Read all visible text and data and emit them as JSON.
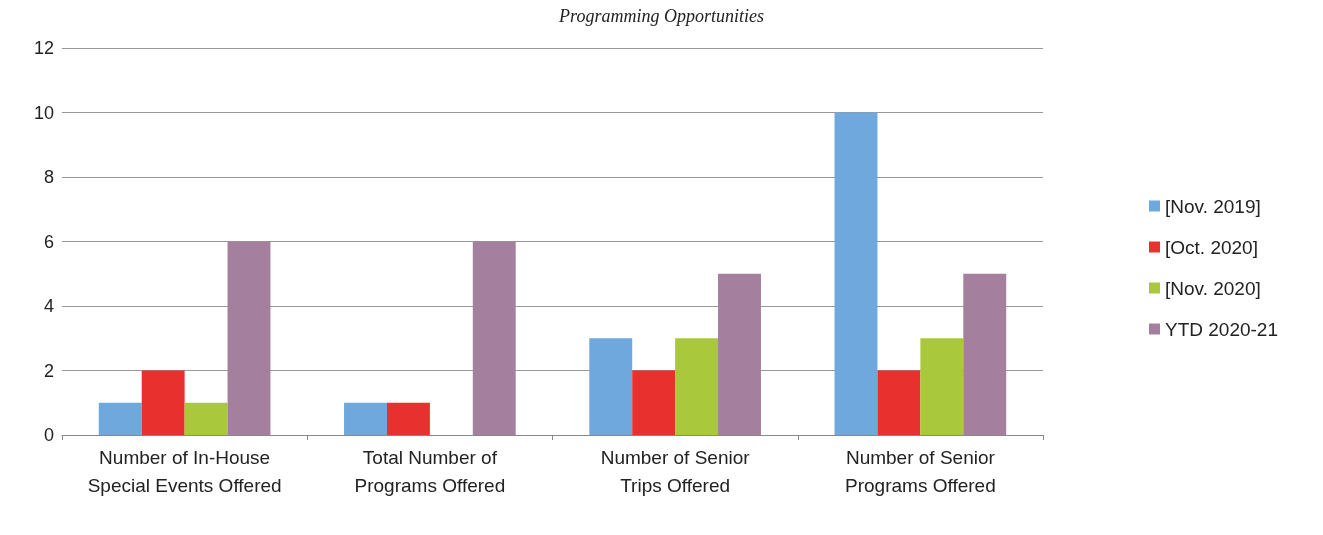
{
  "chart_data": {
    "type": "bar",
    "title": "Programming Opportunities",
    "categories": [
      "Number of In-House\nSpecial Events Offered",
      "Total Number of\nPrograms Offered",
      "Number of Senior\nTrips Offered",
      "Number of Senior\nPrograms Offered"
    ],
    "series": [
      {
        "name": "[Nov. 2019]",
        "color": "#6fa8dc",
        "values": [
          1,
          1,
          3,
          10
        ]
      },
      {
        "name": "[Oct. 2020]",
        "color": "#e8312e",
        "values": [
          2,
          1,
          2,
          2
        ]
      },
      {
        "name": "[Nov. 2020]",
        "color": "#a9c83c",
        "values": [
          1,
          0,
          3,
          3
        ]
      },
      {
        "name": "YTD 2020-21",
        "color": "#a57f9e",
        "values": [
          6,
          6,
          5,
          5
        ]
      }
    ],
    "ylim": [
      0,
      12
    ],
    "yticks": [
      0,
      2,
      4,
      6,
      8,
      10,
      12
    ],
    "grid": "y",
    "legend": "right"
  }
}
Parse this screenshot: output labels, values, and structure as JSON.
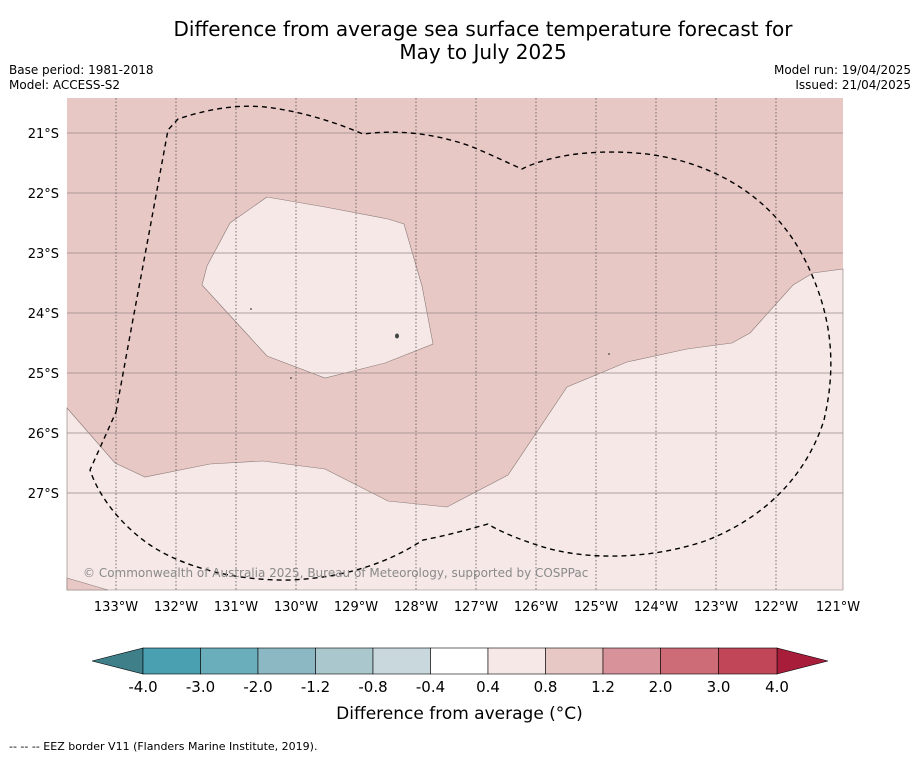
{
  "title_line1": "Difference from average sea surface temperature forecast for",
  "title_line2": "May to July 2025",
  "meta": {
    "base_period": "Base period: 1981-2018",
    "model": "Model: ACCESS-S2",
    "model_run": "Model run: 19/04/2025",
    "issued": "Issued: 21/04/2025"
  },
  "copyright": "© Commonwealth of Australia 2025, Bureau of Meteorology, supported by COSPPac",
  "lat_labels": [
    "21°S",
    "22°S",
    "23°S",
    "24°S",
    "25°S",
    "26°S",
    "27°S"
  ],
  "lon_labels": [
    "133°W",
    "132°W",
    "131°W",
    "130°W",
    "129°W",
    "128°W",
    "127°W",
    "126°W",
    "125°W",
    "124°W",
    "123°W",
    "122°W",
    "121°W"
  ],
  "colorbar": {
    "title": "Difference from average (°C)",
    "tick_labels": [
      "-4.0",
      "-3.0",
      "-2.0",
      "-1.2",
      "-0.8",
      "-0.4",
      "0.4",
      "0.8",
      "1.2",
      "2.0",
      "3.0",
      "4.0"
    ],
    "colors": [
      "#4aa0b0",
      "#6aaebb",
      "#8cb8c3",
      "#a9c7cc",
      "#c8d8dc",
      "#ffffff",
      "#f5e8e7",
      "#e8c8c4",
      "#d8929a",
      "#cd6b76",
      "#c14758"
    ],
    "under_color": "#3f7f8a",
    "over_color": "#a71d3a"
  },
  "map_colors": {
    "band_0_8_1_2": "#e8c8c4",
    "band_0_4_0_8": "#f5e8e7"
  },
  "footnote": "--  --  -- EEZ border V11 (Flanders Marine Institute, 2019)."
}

----

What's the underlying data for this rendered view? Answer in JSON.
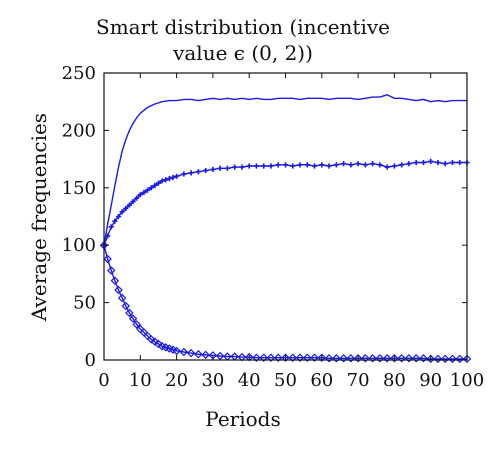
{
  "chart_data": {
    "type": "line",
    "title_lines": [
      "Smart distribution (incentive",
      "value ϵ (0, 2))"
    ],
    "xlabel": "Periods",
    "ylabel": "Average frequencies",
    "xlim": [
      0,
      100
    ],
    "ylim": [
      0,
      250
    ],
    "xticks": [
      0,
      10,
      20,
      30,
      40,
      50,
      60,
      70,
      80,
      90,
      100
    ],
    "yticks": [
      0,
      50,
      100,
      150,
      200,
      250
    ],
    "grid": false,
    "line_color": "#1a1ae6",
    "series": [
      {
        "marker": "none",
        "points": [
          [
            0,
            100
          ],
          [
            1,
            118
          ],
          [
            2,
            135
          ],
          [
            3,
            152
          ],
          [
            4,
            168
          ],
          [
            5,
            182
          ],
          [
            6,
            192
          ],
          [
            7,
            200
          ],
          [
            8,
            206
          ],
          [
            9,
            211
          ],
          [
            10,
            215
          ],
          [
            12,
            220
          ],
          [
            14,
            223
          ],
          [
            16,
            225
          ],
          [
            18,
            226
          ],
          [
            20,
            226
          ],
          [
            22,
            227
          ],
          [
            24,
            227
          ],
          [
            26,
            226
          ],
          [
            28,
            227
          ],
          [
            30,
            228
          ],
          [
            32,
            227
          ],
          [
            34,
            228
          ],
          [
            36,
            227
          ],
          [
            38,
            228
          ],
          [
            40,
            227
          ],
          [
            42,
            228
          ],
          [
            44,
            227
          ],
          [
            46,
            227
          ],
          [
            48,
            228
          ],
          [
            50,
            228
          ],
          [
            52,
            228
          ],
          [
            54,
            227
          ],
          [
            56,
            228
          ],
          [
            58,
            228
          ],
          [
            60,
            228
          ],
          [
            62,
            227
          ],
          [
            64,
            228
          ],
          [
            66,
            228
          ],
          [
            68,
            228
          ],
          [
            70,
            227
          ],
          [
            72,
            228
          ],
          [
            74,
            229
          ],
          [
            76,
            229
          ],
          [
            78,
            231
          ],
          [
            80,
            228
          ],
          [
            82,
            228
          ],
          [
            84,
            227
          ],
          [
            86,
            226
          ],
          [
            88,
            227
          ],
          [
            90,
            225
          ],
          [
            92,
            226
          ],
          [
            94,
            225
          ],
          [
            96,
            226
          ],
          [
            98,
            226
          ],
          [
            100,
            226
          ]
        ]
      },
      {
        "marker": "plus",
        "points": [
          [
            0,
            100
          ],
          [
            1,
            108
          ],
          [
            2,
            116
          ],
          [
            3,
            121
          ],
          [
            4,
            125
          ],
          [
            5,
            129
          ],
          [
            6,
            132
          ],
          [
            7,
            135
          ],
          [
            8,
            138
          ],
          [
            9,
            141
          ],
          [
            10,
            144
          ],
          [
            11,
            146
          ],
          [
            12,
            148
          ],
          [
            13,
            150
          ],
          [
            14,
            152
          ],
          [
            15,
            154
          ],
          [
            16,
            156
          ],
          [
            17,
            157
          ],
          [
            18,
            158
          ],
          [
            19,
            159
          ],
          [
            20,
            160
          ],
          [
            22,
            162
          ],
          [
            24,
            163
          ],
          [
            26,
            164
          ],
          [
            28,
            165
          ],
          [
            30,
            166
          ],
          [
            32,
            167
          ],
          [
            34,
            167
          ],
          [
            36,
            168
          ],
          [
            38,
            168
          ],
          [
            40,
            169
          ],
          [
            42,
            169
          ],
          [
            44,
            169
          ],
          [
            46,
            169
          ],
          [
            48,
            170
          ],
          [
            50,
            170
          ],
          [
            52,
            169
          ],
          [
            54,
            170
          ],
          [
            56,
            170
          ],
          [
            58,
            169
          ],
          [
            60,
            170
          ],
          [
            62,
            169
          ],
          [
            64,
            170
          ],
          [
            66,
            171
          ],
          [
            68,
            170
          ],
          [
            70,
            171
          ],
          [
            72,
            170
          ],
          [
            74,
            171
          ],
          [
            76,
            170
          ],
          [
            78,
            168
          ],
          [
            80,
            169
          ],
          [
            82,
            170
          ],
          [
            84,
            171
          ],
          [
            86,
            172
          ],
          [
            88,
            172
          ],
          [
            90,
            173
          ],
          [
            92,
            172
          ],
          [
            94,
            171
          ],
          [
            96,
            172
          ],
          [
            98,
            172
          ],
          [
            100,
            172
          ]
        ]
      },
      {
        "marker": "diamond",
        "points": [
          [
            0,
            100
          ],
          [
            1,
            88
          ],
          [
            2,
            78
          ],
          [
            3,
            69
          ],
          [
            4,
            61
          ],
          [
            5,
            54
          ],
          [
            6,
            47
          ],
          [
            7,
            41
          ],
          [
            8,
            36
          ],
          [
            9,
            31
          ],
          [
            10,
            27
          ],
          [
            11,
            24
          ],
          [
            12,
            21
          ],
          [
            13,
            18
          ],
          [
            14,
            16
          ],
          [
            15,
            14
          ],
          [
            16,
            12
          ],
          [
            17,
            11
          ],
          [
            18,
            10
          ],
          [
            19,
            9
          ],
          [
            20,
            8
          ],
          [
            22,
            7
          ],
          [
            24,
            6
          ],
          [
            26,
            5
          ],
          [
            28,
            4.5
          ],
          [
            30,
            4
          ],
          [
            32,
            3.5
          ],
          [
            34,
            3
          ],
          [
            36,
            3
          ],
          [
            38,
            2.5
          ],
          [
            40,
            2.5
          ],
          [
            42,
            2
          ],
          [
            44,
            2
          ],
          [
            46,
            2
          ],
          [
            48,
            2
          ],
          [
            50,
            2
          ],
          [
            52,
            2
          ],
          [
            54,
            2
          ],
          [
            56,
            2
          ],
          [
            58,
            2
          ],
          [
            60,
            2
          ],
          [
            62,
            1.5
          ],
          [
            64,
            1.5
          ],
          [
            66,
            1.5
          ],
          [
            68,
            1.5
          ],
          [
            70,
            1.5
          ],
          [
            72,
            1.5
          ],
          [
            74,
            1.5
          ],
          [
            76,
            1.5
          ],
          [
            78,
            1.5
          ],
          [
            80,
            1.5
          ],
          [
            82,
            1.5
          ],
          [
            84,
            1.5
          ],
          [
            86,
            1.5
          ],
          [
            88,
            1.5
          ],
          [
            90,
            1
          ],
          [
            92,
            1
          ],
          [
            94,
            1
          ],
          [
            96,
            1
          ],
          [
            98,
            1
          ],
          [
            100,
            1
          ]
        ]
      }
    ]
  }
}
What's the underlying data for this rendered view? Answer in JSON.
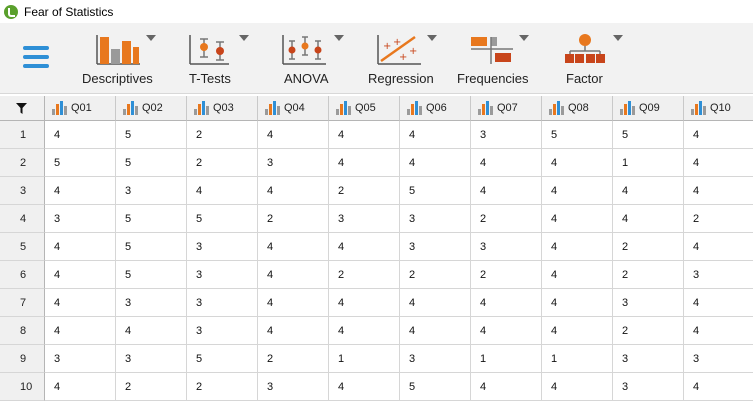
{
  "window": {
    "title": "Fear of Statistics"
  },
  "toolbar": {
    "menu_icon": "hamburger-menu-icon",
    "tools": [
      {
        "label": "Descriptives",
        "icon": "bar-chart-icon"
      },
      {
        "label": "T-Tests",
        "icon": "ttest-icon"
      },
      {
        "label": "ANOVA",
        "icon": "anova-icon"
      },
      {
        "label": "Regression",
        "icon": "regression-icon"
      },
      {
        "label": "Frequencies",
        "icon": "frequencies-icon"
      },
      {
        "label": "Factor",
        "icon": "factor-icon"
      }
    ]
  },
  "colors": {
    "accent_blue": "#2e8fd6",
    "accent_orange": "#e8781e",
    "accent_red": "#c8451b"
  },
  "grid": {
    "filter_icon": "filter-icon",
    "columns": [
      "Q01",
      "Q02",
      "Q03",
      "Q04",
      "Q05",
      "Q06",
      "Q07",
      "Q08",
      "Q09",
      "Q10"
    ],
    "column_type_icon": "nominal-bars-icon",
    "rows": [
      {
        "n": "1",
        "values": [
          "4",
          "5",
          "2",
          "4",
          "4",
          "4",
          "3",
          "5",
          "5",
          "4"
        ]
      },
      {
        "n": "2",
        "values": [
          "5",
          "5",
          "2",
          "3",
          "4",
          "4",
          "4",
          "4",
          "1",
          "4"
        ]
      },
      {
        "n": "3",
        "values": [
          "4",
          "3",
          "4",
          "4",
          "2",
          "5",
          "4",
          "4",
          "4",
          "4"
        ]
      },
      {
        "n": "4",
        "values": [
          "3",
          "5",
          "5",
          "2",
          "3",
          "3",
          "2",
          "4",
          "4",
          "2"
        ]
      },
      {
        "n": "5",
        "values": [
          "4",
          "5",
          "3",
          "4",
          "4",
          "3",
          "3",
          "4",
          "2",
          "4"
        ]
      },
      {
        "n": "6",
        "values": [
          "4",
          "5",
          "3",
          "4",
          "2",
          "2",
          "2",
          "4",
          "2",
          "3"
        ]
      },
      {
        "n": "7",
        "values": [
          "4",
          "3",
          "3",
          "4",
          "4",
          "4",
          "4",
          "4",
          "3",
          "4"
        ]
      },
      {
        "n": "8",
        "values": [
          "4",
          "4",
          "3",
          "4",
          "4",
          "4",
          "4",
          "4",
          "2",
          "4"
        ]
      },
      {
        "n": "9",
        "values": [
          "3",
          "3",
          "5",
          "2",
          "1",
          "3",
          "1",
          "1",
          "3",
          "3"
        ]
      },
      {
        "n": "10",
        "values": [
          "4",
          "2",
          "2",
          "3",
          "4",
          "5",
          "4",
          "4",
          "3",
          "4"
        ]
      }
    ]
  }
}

----

§ **What is being asked**
Go through the records line by line and count those containing the string "Senior". Give only the total.

§ **Solved problem**
2